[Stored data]

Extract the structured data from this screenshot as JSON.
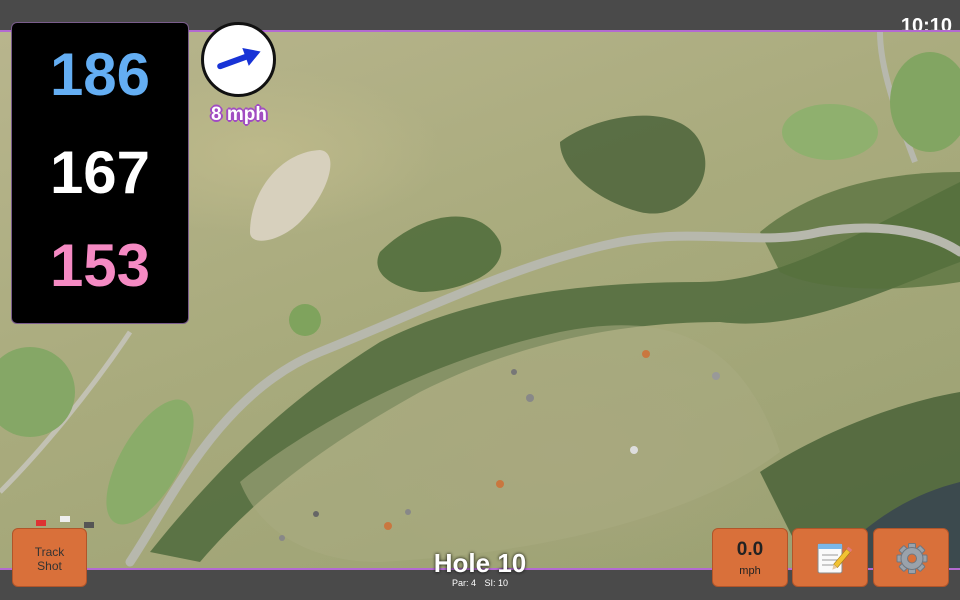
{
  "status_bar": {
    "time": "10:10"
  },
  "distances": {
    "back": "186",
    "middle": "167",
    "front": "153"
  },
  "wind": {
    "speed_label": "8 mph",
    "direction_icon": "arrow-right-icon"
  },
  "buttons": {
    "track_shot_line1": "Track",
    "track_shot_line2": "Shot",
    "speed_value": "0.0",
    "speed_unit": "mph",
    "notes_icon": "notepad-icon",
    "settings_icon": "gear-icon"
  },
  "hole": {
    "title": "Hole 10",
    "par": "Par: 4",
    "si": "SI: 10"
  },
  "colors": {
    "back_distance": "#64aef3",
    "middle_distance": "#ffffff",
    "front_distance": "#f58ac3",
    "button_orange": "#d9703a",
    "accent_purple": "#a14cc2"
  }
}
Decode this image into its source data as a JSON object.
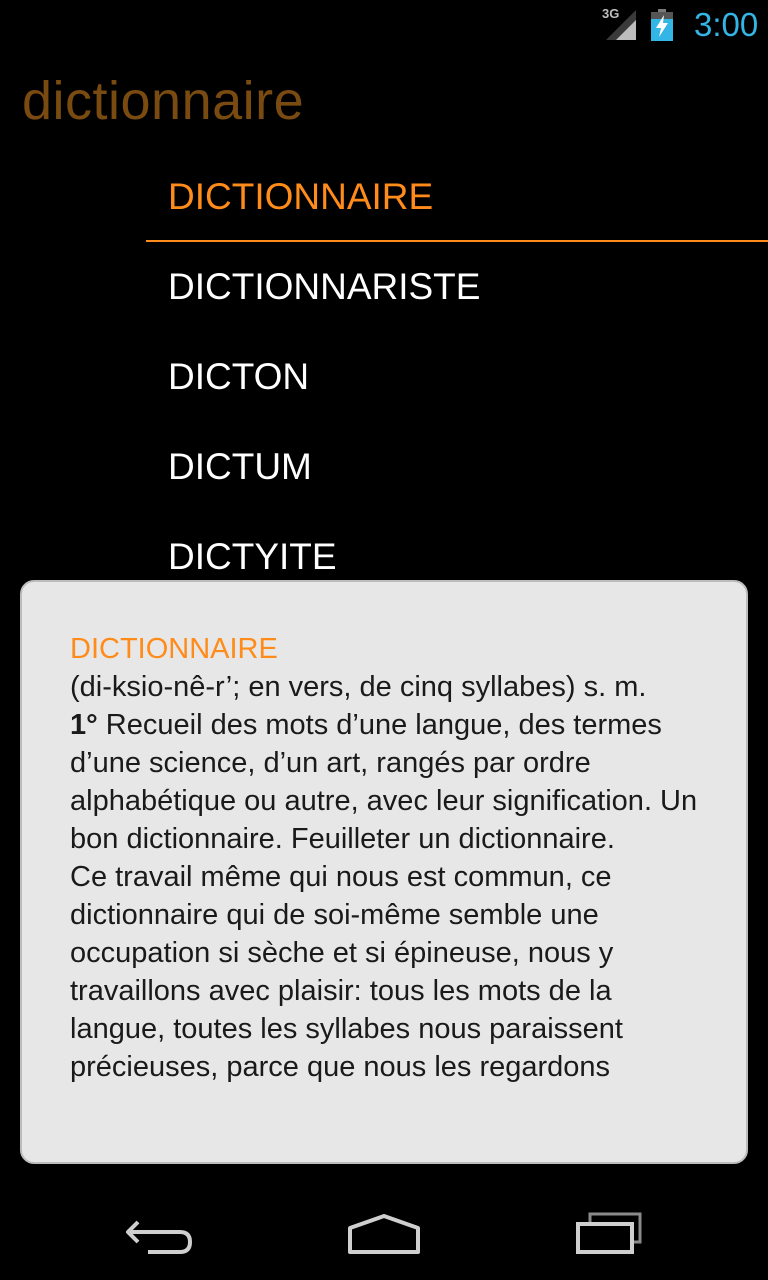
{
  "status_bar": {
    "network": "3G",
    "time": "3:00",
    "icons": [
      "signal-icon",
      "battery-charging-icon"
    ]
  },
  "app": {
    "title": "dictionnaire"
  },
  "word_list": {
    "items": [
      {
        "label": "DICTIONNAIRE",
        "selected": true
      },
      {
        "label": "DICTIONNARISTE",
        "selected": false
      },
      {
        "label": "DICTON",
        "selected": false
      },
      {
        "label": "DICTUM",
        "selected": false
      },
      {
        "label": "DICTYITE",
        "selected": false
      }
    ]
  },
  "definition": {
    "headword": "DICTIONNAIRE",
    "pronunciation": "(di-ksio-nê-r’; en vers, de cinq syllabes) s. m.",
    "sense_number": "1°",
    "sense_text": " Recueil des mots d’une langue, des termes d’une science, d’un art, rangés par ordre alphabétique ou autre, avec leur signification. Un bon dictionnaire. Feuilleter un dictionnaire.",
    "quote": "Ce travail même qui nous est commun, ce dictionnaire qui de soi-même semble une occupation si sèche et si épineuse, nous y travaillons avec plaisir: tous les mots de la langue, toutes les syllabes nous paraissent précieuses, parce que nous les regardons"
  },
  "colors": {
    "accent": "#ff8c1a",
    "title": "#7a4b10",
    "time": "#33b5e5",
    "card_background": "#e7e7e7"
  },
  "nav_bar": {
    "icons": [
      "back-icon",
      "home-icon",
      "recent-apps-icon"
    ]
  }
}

---

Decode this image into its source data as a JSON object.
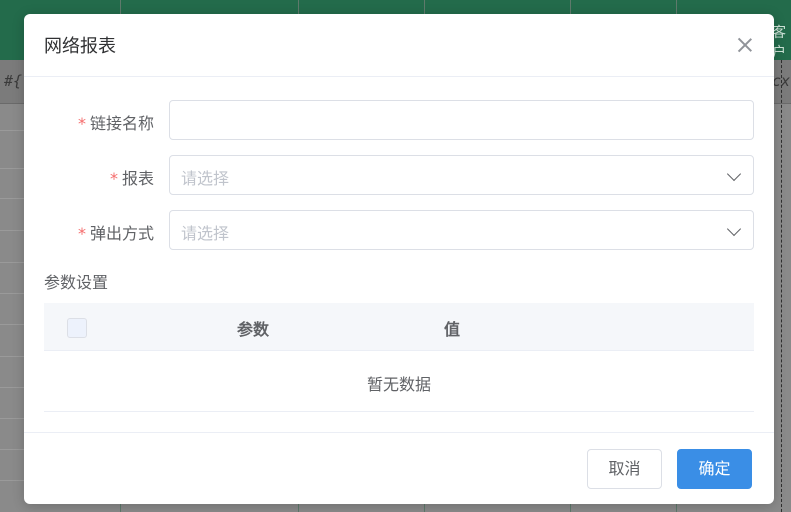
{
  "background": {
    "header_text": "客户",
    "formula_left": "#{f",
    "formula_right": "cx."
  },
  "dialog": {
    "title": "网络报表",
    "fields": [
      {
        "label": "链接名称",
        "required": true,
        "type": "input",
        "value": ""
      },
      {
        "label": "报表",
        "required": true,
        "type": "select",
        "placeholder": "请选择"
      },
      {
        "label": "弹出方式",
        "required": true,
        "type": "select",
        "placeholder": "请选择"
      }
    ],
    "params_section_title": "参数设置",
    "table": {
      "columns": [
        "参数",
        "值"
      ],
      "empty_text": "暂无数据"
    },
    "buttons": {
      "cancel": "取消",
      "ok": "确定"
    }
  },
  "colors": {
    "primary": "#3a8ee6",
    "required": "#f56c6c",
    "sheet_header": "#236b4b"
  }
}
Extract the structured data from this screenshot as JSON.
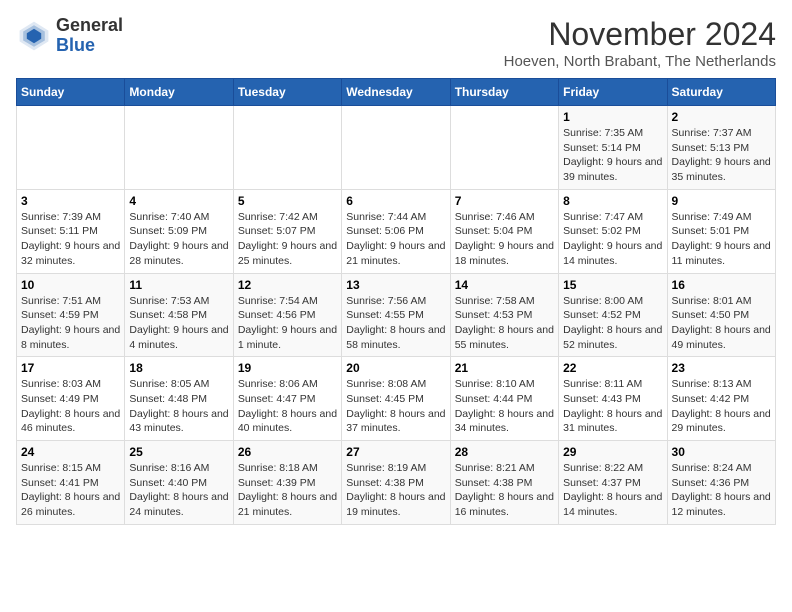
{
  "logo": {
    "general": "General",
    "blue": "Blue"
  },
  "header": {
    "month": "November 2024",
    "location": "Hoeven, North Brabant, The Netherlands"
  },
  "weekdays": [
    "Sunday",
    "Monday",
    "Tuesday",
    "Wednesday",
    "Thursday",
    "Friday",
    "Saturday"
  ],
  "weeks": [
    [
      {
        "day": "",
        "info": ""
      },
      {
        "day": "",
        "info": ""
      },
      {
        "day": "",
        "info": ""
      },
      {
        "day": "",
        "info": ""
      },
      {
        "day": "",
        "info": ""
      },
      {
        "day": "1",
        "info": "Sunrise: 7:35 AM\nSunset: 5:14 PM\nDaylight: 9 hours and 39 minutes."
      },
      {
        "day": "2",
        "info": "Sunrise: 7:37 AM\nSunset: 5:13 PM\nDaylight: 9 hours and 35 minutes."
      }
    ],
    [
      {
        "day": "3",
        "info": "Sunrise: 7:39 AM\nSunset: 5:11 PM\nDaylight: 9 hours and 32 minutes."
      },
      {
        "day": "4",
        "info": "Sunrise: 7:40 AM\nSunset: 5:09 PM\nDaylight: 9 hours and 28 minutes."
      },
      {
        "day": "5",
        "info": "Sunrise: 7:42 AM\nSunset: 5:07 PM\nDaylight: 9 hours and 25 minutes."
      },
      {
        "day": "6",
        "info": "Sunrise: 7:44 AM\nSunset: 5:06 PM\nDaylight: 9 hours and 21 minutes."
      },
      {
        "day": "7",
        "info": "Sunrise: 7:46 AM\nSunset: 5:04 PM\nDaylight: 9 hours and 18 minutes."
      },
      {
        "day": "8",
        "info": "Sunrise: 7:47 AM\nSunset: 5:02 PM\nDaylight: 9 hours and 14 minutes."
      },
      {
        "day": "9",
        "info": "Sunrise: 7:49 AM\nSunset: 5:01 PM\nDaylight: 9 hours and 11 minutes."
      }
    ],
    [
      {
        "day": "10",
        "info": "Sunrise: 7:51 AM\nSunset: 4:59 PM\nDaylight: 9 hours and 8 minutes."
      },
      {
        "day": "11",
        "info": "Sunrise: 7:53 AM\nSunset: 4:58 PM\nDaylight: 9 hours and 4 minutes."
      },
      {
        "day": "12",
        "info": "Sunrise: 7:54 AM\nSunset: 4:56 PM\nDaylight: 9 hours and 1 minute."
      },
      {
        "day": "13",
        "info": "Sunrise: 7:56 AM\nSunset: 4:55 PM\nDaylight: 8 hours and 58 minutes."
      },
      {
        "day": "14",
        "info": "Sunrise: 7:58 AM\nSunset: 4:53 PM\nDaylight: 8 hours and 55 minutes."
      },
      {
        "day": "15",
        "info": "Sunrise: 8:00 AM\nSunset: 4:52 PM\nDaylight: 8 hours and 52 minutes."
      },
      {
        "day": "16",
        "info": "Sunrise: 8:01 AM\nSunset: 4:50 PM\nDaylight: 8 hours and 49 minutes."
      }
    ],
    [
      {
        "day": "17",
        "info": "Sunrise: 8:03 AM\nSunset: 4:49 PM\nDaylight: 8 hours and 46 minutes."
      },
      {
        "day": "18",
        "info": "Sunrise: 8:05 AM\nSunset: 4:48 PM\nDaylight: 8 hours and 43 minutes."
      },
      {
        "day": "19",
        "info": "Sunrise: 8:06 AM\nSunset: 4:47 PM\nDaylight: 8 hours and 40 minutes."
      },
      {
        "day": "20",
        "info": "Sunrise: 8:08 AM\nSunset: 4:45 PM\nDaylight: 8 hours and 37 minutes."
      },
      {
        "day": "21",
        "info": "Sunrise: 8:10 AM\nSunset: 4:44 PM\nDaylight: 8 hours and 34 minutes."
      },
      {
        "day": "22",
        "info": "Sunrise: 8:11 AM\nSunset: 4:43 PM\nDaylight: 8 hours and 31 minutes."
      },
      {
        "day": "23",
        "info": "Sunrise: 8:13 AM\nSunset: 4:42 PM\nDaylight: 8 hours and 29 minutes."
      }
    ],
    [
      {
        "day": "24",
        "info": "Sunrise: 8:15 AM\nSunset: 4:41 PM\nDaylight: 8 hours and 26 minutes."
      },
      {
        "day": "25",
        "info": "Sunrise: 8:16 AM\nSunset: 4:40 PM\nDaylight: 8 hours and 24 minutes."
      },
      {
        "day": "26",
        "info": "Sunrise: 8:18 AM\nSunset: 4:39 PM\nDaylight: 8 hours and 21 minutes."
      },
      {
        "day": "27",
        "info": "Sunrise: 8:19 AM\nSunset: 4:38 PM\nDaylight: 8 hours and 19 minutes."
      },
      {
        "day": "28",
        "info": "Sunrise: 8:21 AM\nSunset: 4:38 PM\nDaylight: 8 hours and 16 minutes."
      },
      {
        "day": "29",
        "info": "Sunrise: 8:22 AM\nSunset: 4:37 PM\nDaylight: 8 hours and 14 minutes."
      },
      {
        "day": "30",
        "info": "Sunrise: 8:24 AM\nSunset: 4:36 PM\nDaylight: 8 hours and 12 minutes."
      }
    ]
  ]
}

_AIM_.
For each line in the data above that contains the string "mots", extract the line.

_FINISHED TASK_.
    "sense_text": " Recueil des mots d’une langue, des termes d’une science, d’un art, rangés par ordre alphabétique ou autre, avec leur signification. Un bon dictionnaire. Feuilleter un dictionnaire.",
    "quote": "Ce travail même qui nous est commun, ce dictionnaire qui de soi-même semble une occupation si sèche et si épineuse, nous y travaillons avec plaisir: tous les mots de la langue, toutes les syllabes nous paraissent précieuses, parce que nous les regardons"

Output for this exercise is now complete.